O QUE SE PEDE =
a) Segundo o excerto, que impérios desapareceram durante a Primeira Guerra Mundial? Enumere todos.
b) De acordo com o excerto, quem fundou a Irmandade Muçulmana e em que ano?

EXCERTO =
As «Primaveras Árabes», vividas pelos Irmãos Muçulmanos

Em 1951, os Serviços Secretos anglo-saxónicos constituíram, a partir da antiga organização homónima, uma sociedade secreta política : os Irmãos Muçulmanos.
Utilizaram-nos, sucessivamente, para assassinar personalidades que lhes opunham resistência, depois, a partir de 1979, como mercenários contra os Soviéticos. No início dos anos 90, incorporaram-nos na OTAN e nos anos 2010 tentaram levá-los ao Poder nos países árabes. Os Irmãos Muçulmanos e a Ordem sufi dos Naqchbandis são financiados, à escala de 80 mil milhões de dólares anuais, pela família reinante saudita, o que os transforma num dos mais importantes exércitos do mundo. Todos os líderes jiadistas, aqui incluídos os do Daesh (E.I.), pertencem a este dispositivo militar.

1— Os Irmãos Muçulmanos Egípcios

Quatro impérios desaparecem durante a Primeira guerra mundial, o Reich alemão, o Império austro-húngaro, a Santa Rússia czarista e a Sublime Porta otomana. Os vencedores não têm o menor bom senso ao impor as suas condições aos vencidos. Assim, na Europa, o Tratado de Versalhes aplica condições terríveis à Alemanha, que torna como única responsável do conflito. No Oriente, o retalhar do Império Otomano dá para o torto : na Conferência de San Remo (1920), em conformidade com os acordos secretos de Sykes-Picot-Sazonov (1916), o Reino Unido é autorizado a estabelecer o lar judeu da Palestina, enquanto a França pode colonizar a Síria (incluindo à época o atual Líbano). No entanto, no que resta do Império Otomano, Mustafá Kemal revolta-se tanto contra o Sultão, que perdeu a guerra, como contra os Ocidentais que se apoderam do seu país. Na Conferência de Sèvres (1920), cortam o Império em pequenos pedaços para criar toda a espécie de novos Estados, entre os quais um Curdistão. A população turco-mongol da Trácia e da Anatólia revolta-se e leva Kemal ao Poder. No fim, a Conferência de Lausana (1923) traça as fronteiras atuais, renuncia a um Curdistão e organiza gigantescas transferências de população que provocam mais de meio milhão de mortos.

Mas, tal como na Alemanha onde Adolf Hitler irá contestar a sorte do seu país, do mesmo modo no Próximo-Oriente, um homem se levanta contra a nova divisão da região. Um professor egípcio funda um movimento para restaurar o Califado que os Ocidentais venceram. Este homem é Hassan el-Banna, e esta organização é a Irmandade Muçulmana (1928).

O Califa é, em princípio, o sucessor do Profeta, ao qual todos devem obediência; um título de fato muito cobiçado. Sucessivas grandes linhagens de Califas se sucederam, os Omíadas, os Abássidas, os Fatímidas e os Otomanos. O próximo Califa deveria ser aquele que se apoderasse do título, neste caso o «Guia Chefe» da Irmandade, que se veria seguramente como senhor do mundo muçulmano.

LISTAGEM APRESENTADA =
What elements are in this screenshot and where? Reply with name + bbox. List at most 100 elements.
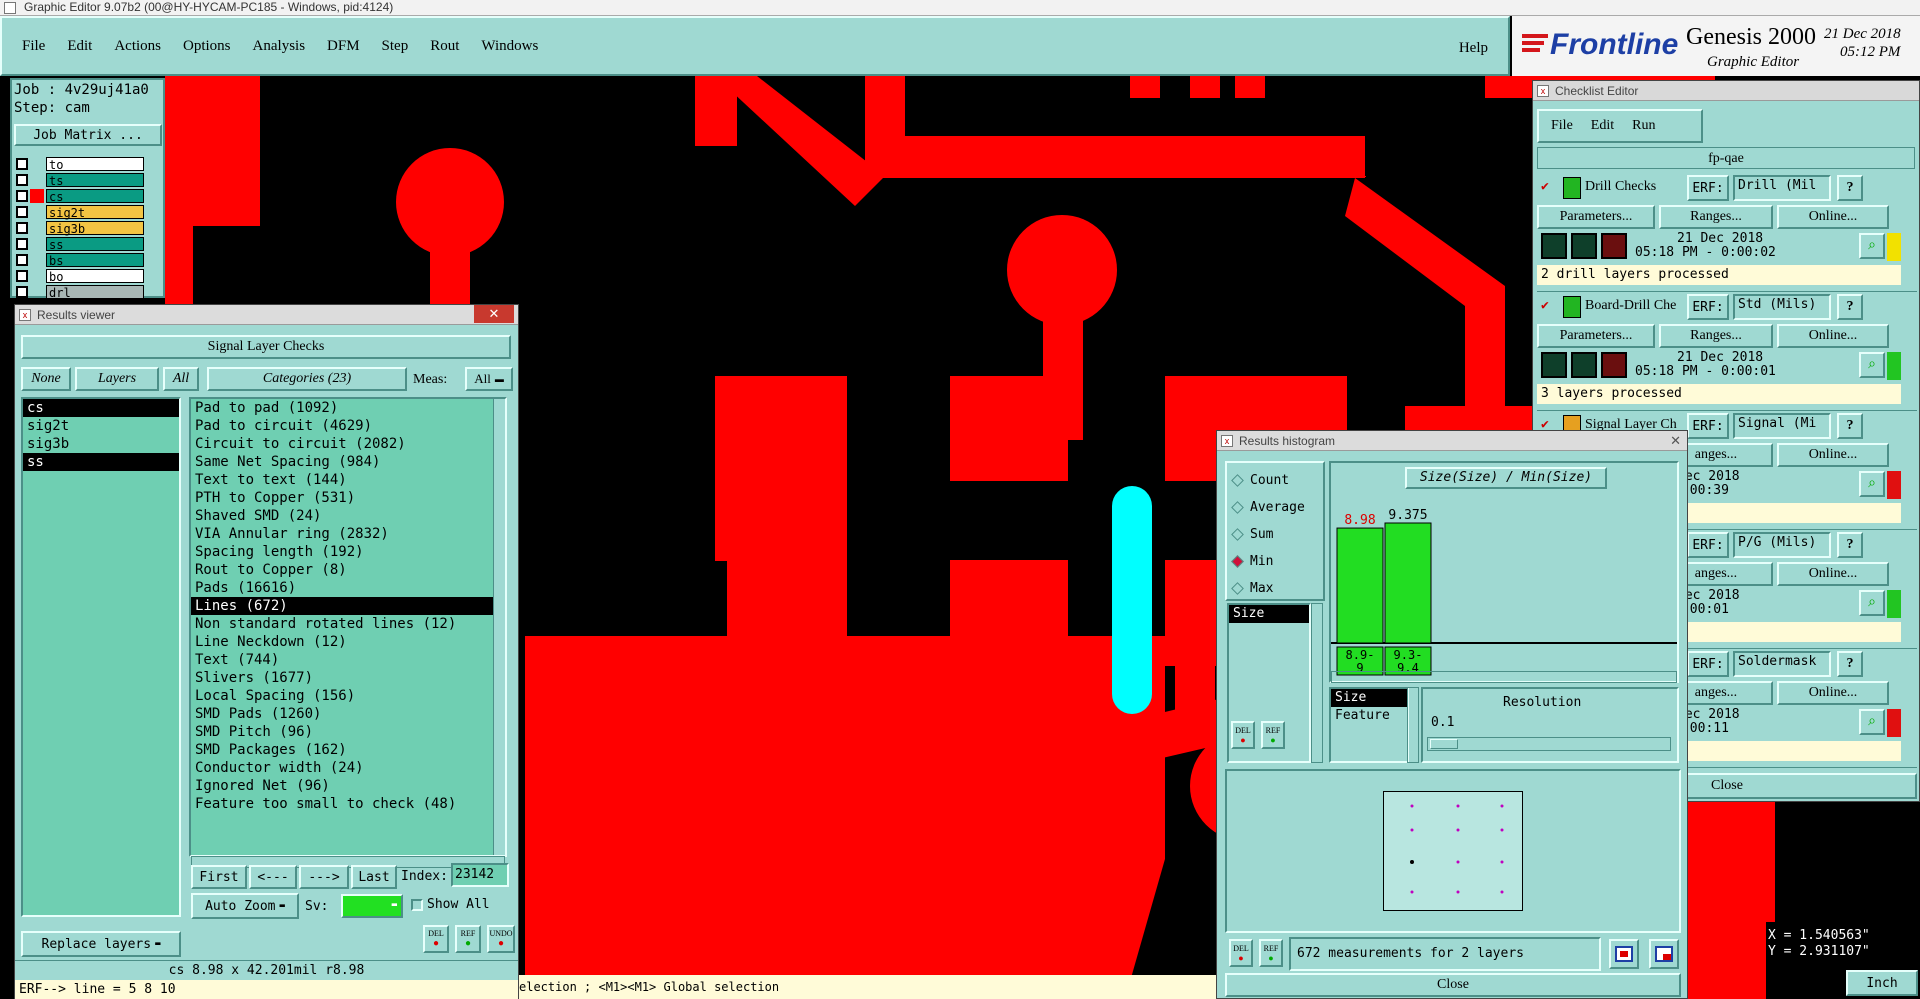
layer-name[interactable]: drl <box>46 285 144 300</box>
list2-scrollbar[interactable] <box>1407 687 1419 763</box>
index-input[interactable]: 23142 <box>451 863 509 887</box>
category-item[interactable]: VIA Annular ring (2832) <box>191 525 505 543</box>
last-button[interactable]: Last <box>351 865 397 889</box>
row-help-button[interactable]: ? <box>1837 175 1863 201</box>
category-item[interactable]: Pads (16616) <box>191 579 505 597</box>
layer-checkbox[interactable] <box>16 270 28 282</box>
menu-edit[interactable]: Edit <box>67 38 92 55</box>
category-item[interactable]: Non standard rotated lines (12) <box>191 615 505 633</box>
menu-step[interactable]: Step <box>382 38 409 55</box>
menu-actions[interactable]: Actions <box>114 38 161 55</box>
layer-checkbox[interactable] <box>16 174 28 186</box>
histogram-option-sum[interactable]: Sum <box>1229 521 1321 548</box>
layer-name[interactable]: to <box>46 157 144 172</box>
category-item[interactable]: SMD Pads (1260) <box>191 705 505 723</box>
category-item[interactable]: SMD Pitch (96) <box>191 723 505 741</box>
parameters-button[interactable]: Parameters... <box>1537 205 1655 229</box>
category-item[interactable]: SMD Packages (162) <box>191 741 505 759</box>
layer-checkbox[interactable] <box>16 286 28 298</box>
unit-select[interactable]: Inch <box>1846 970 1918 996</box>
hist-bottom-del-button[interactable]: DEL ● <box>1229 939 1253 967</box>
histogram-option-count[interactable]: Count <box>1229 467 1321 494</box>
run-all-icon[interactable] <box>1571 352 1597 378</box>
result-layer-item[interactable]: sig3b <box>23 435 179 453</box>
row-help-button[interactable]: ? <box>1837 651 1863 677</box>
online-button[interactable]: Online... <box>1777 443 1889 467</box>
category-item[interactable]: Same Net Spacing (984) <box>191 453 505 471</box>
category-item[interactable]: Spacing length (192) <box>191 543 505 561</box>
layers-button[interactable]: Layers <box>75 367 159 391</box>
categories-listbox[interactable]: Pad to pad (1092) Pad to circuit (4629) Ci… <box>189 397 507 857</box>
transfer-button[interactable] <box>1649 939 1679 969</box>
category-item[interactable]: Local Spacing (156) <box>191 687 505 705</box>
replace-layers-select[interactable]: Replace layers ▬ <box>21 931 181 957</box>
online-button[interactable]: Online... <box>1777 562 1889 586</box>
none-button[interactable]: None <box>21 367 71 391</box>
del-button[interactable]: DEL ● <box>423 925 449 953</box>
layer-row[interactable]: sig3b <box>16 220 144 236</box>
category-item[interactable]: Pad to pad (1092) <box>191 399 505 417</box>
layer-name[interactable]: bs <box>46 253 144 268</box>
next-button[interactable]: ---> <box>299 865 349 889</box>
category-item[interactable]: Lines (672) <box>191 597 505 615</box>
layer-row[interactable]: ss <box>16 236 144 252</box>
close-window-icon[interactable]: ✕ <box>1670 431 1681 451</box>
category-item[interactable]: Shaved SMD (24) <box>191 507 505 525</box>
undo-button[interactable]: UNDO ● <box>487 925 515 953</box>
erf-label[interactable]: ERF: <box>1687 294 1729 320</box>
layer-checkbox[interactable] <box>16 222 28 234</box>
result-layer-item[interactable]: cs <box>23 399 179 417</box>
category-item[interactable]: Circuit to circuit (2082) <box>191 435 505 453</box>
layer-row[interactable]: drl <box>16 284 144 300</box>
category-item[interactable]: Line Neckdown (12) <box>191 633 505 651</box>
row-check-icon[interactable]: ✔ <box>1541 298 1549 313</box>
layer-row[interactable]: bs <box>16 252 144 268</box>
category-item[interactable]: Slivers (1677) <box>191 669 505 687</box>
menu-windows[interactable]: Windows <box>481 38 538 55</box>
ref-button[interactable]: REF ● <box>455 925 481 953</box>
menu-analysis[interactable]: Analysis <box>253 38 306 55</box>
resolution-slider-thumb[interactable] <box>1430 739 1458 749</box>
erf-label[interactable]: ERF: <box>1687 532 1729 558</box>
erf-value[interactable]: Drill (Mil <box>1733 175 1831 201</box>
category-item[interactable]: Rout to Copper (8) <box>191 561 505 579</box>
layer-checkbox[interactable] <box>16 190 28 202</box>
category-item[interactable]: Pad to circuit (4629) <box>191 417 505 435</box>
histogram-option-average[interactable]: Average <box>1229 494 1321 521</box>
layer-row[interactable]: ts <box>16 172 144 188</box>
layer-name[interactable]: ts <box>46 173 144 188</box>
erf-label[interactable]: ERF: <box>1687 175 1729 201</box>
categories-button[interactable]: Categories (23) <box>207 367 407 391</box>
histogram-option-max[interactable]: Max <box>1229 575 1321 602</box>
category-item[interactable]: PTH to Copper (531) <box>191 489 505 507</box>
layer-row[interactable]: cs <box>16 188 144 204</box>
histogram-option-min[interactable]: Min <box>1229 548 1321 575</box>
row-title[interactable]: Drill Checks <box>1585 179 1685 195</box>
layer-name[interactable]: ss <box>46 237 144 252</box>
checklist-menu-edit[interactable]: Edit <box>1591 118 1614 134</box>
resolution-slider[interactable] <box>1427 737 1671 751</box>
hist-del-button[interactable]: DEL ● <box>1231 721 1255 749</box>
layer-checkbox[interactable] <box>16 254 28 266</box>
view-results-icon[interactable]: ⌕ <box>1859 233 1885 259</box>
prev-button[interactable]: <--- <box>249 865 297 889</box>
row-help-button[interactable]: ? <box>1837 532 1863 558</box>
export-button[interactable] <box>1609 939 1639 969</box>
erf-value[interactable]: Signal (Mi <box>1733 413 1831 439</box>
view-results-icon[interactable]: ⌕ <box>1859 471 1885 497</box>
menu-file[interactable]: File <box>22 38 45 55</box>
run-icon[interactable] <box>1541 233 1567 259</box>
stop-icon[interactable] <box>1601 233 1627 259</box>
category-item[interactable]: Feature too small to check (48) <box>191 795 505 813</box>
histogram-bottom-list[interactable]: Size Feature <box>1329 687 1409 763</box>
meas-select[interactable]: All ▬ <box>465 367 513 391</box>
parameters-button[interactable]: Parameters... <box>1537 324 1655 348</box>
layer-name[interactable]: sig3b <box>46 221 144 236</box>
all-button[interactable]: All <box>163 367 199 391</box>
erf-label[interactable]: ERF: <box>1687 413 1729 439</box>
erf-value[interactable]: Soldermask <box>1733 651 1831 677</box>
hist-ref-button[interactable]: REF ● <box>1261 721 1285 749</box>
category-item[interactable]: Text (744) <box>191 651 505 669</box>
menu-options[interactable]: Options <box>183 38 231 55</box>
menu-dfm[interactable]: DFM <box>327 38 360 55</box>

LISTA DE SOLUÇÕES =
a) O Reich alemão, o Império austro-húngaro, a Santa Rússia czarista e a Sublime Porta otomana.

b) Foi fundada em 1928 por Hassan el-Banna, um professor egípcio.